Work instructions =
Extract, from the listing that follows, each line containing the word "image".

Items listed in a dataset:
* BEGIN *

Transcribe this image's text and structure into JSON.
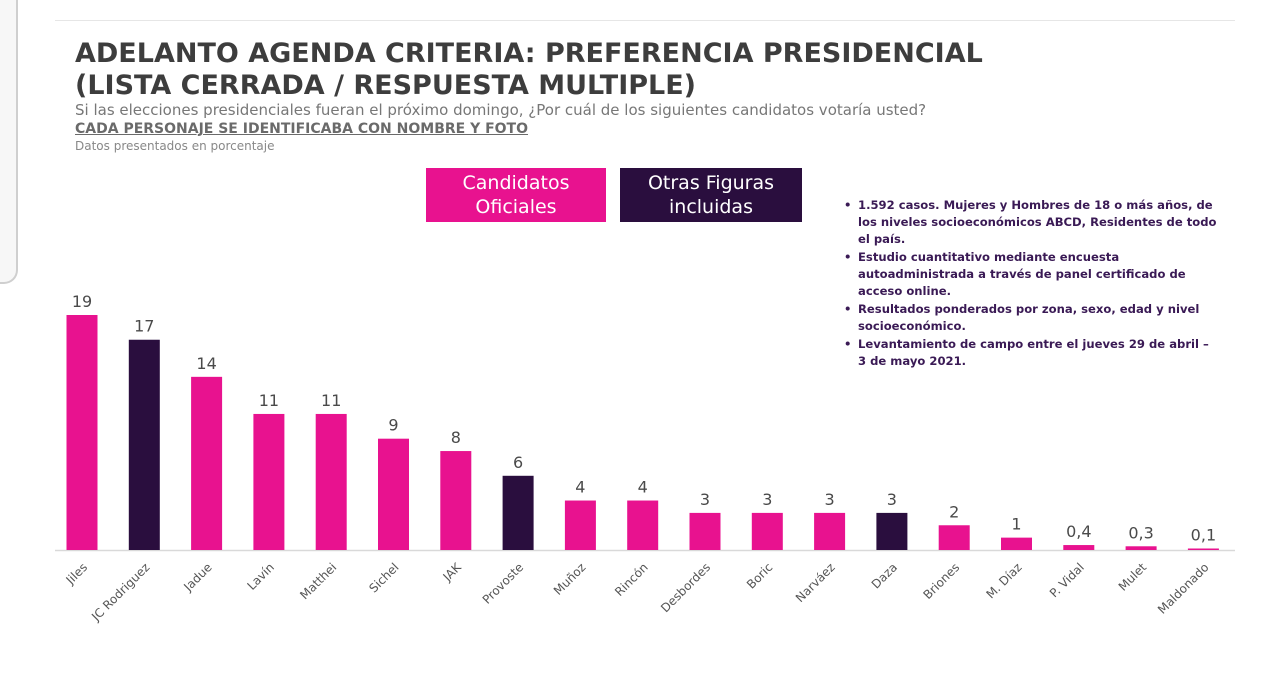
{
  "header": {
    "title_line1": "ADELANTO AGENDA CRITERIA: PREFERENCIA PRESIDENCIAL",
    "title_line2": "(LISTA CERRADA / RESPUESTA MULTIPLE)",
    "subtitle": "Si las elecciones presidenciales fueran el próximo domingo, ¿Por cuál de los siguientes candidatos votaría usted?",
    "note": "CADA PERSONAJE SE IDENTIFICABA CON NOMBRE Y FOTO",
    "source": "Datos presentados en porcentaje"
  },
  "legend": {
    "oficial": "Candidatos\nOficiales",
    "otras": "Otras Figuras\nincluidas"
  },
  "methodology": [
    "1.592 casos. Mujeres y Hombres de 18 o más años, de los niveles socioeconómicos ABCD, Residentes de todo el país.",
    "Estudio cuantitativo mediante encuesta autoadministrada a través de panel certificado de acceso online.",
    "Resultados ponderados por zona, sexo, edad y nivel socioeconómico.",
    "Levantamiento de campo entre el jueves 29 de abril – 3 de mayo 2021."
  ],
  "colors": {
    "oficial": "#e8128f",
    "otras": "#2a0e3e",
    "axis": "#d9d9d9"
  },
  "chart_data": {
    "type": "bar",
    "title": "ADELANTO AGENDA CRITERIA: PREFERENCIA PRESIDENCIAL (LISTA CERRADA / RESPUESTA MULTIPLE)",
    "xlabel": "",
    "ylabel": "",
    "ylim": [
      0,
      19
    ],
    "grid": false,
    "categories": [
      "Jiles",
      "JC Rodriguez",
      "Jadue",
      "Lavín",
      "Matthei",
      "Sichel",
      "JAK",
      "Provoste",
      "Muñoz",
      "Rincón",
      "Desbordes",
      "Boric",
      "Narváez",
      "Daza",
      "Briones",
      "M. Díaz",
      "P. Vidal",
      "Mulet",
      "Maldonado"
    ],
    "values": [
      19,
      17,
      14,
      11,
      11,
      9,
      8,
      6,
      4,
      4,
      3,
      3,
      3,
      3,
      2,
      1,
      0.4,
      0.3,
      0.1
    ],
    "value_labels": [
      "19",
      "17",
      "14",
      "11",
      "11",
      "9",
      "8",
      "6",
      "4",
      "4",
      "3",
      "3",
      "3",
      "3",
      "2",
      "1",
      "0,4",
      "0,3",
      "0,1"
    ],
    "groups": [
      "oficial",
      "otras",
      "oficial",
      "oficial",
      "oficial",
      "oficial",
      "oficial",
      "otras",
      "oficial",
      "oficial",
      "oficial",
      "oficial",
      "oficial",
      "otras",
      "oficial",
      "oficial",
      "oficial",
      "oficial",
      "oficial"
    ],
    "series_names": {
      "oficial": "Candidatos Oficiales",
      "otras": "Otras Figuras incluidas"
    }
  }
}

* END *
* BEGIN *

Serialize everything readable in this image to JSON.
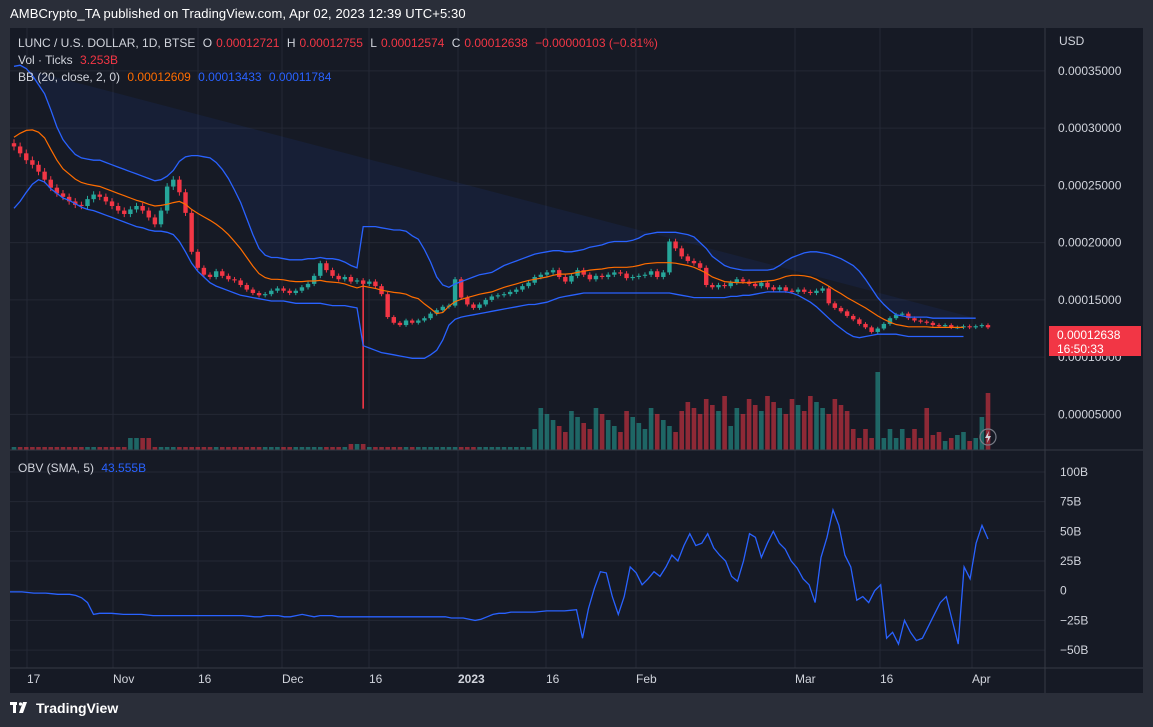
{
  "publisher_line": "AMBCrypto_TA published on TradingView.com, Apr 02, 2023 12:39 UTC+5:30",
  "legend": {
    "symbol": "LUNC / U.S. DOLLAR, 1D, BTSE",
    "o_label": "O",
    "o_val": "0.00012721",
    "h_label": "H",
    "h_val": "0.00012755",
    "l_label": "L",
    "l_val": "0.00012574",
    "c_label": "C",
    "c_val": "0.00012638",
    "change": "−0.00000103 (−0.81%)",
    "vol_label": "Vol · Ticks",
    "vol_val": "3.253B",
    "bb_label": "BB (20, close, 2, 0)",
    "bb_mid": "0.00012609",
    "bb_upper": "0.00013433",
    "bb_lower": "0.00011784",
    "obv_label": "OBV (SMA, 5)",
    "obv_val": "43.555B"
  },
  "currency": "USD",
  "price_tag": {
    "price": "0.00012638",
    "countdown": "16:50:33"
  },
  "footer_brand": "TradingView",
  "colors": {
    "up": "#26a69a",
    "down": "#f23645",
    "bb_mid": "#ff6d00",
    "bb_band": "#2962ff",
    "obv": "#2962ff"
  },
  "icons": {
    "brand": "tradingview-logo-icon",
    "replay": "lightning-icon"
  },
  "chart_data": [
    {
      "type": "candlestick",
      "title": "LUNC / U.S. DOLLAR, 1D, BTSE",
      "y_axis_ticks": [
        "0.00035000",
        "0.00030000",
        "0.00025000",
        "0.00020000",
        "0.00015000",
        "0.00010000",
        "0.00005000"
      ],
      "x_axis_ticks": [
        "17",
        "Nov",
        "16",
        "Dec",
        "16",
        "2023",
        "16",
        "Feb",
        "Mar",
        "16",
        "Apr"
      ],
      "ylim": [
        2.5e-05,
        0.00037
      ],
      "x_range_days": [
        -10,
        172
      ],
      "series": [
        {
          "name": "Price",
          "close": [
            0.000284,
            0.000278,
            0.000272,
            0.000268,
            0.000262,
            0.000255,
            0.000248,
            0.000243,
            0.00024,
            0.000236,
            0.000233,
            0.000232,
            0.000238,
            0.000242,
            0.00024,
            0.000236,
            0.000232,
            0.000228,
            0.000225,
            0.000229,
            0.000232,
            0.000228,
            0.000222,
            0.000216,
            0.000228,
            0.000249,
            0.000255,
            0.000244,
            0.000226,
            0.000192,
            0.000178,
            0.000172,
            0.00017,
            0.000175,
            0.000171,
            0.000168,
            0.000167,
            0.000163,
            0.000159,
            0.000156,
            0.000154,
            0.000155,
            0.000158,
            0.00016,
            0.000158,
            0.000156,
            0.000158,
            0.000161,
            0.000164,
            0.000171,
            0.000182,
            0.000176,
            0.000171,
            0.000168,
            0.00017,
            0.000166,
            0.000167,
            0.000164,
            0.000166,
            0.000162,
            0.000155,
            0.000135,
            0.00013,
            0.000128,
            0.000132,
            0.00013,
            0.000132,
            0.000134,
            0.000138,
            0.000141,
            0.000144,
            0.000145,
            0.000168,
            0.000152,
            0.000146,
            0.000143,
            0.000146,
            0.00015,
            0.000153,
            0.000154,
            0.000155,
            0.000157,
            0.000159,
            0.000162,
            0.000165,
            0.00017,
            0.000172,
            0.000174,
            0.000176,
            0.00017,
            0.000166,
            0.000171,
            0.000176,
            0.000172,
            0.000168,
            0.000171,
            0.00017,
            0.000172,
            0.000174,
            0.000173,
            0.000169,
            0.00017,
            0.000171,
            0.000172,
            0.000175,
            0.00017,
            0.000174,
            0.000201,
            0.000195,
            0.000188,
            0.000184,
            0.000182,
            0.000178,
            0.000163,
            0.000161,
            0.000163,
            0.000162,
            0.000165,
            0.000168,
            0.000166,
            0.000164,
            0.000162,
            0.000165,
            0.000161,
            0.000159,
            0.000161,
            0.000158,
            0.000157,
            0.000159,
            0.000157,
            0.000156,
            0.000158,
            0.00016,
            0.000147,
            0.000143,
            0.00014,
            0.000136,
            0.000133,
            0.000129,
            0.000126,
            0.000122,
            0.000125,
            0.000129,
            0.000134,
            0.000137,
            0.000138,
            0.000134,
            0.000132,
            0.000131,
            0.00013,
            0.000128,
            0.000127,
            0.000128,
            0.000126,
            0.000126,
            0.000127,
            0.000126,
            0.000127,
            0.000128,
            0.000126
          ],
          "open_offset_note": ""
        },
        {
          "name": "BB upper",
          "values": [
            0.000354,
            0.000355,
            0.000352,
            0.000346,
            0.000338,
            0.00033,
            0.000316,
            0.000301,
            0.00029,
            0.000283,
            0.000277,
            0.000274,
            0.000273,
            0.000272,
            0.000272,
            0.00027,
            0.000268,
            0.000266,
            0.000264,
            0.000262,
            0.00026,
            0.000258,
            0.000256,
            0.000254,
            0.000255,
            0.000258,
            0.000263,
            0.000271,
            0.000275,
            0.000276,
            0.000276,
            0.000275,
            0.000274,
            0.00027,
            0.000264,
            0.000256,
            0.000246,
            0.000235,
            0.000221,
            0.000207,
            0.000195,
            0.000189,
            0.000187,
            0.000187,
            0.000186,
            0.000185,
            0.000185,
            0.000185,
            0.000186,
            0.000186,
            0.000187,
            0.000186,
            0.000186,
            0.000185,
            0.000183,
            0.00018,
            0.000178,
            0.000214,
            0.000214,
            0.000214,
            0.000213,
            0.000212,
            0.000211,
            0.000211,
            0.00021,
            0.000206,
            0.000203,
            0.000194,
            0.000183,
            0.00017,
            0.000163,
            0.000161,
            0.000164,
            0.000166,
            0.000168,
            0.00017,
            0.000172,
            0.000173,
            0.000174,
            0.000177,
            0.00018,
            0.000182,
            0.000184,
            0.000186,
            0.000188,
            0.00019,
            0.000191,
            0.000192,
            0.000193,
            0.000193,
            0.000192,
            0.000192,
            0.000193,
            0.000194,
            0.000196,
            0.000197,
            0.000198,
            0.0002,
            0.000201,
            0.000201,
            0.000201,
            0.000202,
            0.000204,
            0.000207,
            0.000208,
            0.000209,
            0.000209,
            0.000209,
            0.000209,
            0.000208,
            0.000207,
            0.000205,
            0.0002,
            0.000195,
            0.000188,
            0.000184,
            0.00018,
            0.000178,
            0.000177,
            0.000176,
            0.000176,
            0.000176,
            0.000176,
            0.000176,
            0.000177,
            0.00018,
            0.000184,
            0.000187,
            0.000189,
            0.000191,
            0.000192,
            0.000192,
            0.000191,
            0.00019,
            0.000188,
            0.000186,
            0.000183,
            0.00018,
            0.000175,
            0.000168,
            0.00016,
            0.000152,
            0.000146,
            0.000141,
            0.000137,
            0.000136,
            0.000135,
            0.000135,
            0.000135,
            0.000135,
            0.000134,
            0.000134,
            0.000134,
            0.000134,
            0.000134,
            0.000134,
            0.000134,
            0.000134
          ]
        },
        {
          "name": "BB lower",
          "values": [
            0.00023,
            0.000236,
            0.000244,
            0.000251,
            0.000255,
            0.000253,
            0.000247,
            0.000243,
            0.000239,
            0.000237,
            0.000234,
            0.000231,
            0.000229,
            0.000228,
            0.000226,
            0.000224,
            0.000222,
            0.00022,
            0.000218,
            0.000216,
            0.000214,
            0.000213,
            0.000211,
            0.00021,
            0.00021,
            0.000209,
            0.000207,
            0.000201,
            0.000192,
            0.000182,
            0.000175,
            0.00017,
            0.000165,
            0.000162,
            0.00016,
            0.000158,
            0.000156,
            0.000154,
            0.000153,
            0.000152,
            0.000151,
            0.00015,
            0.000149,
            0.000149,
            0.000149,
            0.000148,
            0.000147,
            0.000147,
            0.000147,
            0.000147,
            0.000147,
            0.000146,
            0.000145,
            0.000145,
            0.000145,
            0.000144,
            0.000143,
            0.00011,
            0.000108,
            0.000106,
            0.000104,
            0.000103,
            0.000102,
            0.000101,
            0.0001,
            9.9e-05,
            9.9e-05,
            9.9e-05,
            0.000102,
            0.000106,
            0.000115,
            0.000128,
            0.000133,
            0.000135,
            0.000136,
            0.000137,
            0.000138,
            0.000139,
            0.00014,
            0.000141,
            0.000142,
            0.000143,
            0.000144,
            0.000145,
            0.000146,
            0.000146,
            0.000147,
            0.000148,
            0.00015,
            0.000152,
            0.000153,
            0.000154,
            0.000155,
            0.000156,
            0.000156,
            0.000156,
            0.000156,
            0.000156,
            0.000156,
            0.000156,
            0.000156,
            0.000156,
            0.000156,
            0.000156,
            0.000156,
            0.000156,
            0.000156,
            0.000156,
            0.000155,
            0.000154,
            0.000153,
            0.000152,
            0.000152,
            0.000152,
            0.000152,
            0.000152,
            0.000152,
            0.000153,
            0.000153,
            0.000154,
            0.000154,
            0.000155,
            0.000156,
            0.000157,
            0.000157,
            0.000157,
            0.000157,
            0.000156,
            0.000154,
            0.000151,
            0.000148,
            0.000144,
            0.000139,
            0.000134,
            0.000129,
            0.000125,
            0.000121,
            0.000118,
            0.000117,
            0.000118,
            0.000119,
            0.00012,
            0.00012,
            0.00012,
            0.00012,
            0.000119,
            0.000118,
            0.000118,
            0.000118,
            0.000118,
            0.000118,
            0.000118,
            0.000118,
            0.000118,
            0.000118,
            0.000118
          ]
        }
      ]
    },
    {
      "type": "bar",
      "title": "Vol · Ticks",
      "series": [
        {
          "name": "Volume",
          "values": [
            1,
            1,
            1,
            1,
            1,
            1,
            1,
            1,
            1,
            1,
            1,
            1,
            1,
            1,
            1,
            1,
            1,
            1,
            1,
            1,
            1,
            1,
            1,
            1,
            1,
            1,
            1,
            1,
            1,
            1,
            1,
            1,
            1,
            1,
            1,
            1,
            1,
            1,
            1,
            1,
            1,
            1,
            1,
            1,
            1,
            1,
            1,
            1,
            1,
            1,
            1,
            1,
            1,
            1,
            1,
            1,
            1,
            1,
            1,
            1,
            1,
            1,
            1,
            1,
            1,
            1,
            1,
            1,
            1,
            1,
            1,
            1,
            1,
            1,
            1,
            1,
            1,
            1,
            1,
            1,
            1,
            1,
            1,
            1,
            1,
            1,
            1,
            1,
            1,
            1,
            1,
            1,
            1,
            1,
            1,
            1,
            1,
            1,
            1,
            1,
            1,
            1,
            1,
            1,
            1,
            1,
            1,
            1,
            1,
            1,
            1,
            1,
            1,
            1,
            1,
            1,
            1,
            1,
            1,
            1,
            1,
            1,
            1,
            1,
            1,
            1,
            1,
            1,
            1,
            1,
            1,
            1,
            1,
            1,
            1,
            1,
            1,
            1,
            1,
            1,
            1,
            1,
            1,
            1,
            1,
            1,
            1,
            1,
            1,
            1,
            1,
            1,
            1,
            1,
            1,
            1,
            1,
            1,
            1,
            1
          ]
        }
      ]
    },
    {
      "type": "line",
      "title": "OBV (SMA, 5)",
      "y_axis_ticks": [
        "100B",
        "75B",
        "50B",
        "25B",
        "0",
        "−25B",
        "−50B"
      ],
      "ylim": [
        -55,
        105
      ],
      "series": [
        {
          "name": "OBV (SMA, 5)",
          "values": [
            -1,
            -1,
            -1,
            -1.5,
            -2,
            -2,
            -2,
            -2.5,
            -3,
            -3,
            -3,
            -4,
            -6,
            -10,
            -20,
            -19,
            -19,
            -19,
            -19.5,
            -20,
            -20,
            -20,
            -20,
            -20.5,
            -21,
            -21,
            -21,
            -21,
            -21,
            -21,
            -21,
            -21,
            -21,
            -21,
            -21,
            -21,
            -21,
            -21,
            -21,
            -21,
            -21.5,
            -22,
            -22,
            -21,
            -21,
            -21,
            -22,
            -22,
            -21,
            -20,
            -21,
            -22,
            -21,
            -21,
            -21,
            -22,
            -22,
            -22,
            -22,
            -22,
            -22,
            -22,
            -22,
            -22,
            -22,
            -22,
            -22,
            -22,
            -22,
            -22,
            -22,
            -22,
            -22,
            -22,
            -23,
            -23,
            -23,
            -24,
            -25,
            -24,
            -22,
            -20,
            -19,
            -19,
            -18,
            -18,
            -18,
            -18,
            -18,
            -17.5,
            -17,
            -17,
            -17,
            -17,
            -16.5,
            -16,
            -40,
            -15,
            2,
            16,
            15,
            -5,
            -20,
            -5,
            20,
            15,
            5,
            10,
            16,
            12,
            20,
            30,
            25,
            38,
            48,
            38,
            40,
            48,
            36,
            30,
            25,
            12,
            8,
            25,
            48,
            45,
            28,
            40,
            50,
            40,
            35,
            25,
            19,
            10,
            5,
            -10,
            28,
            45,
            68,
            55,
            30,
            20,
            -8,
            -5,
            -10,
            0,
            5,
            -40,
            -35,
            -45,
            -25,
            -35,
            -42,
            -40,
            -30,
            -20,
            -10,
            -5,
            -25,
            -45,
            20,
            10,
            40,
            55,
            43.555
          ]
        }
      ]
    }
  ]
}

* END *
* BEGIN *

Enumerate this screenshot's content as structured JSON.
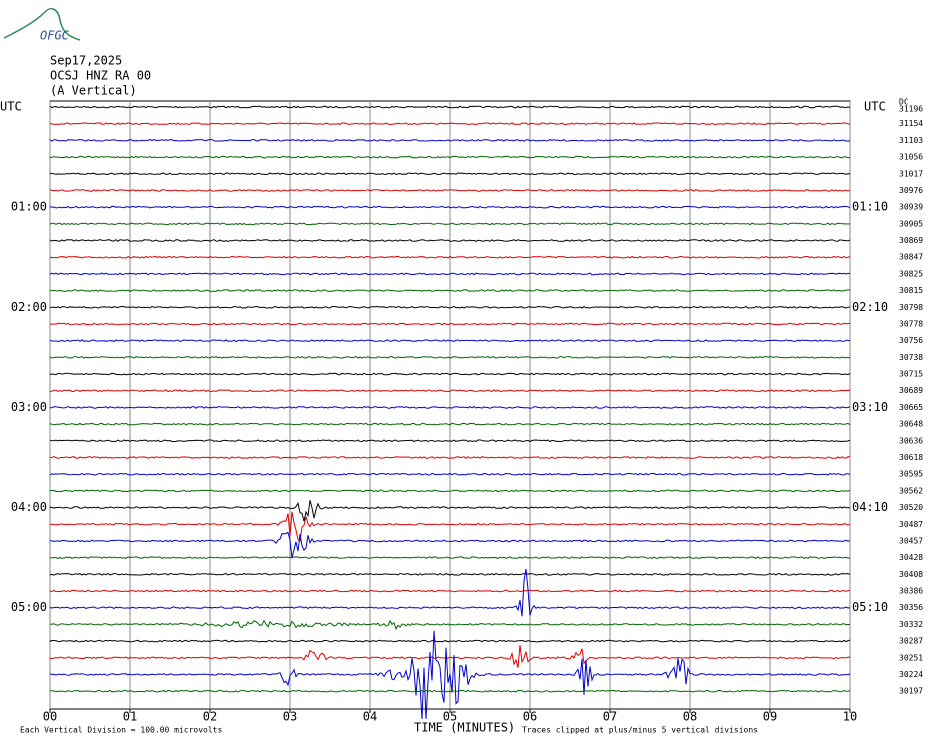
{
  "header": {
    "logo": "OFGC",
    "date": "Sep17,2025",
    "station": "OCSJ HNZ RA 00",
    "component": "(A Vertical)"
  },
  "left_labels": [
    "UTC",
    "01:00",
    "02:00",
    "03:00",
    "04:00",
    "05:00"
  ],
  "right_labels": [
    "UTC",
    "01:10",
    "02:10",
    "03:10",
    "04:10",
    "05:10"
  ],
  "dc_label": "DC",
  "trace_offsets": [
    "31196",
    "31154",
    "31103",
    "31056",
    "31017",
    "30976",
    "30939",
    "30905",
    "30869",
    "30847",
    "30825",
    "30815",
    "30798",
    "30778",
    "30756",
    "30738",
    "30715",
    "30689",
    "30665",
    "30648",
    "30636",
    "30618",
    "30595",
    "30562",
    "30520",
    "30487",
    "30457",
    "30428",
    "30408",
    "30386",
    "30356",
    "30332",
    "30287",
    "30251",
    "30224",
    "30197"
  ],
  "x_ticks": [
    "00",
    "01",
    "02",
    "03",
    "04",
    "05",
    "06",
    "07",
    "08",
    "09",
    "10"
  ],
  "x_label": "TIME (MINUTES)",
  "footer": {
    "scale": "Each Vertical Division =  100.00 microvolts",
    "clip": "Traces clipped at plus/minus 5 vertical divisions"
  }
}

* END *

Correct output =
Transcribe this image's text and structure into JSON.
Serialize everything readable in this image to JSON.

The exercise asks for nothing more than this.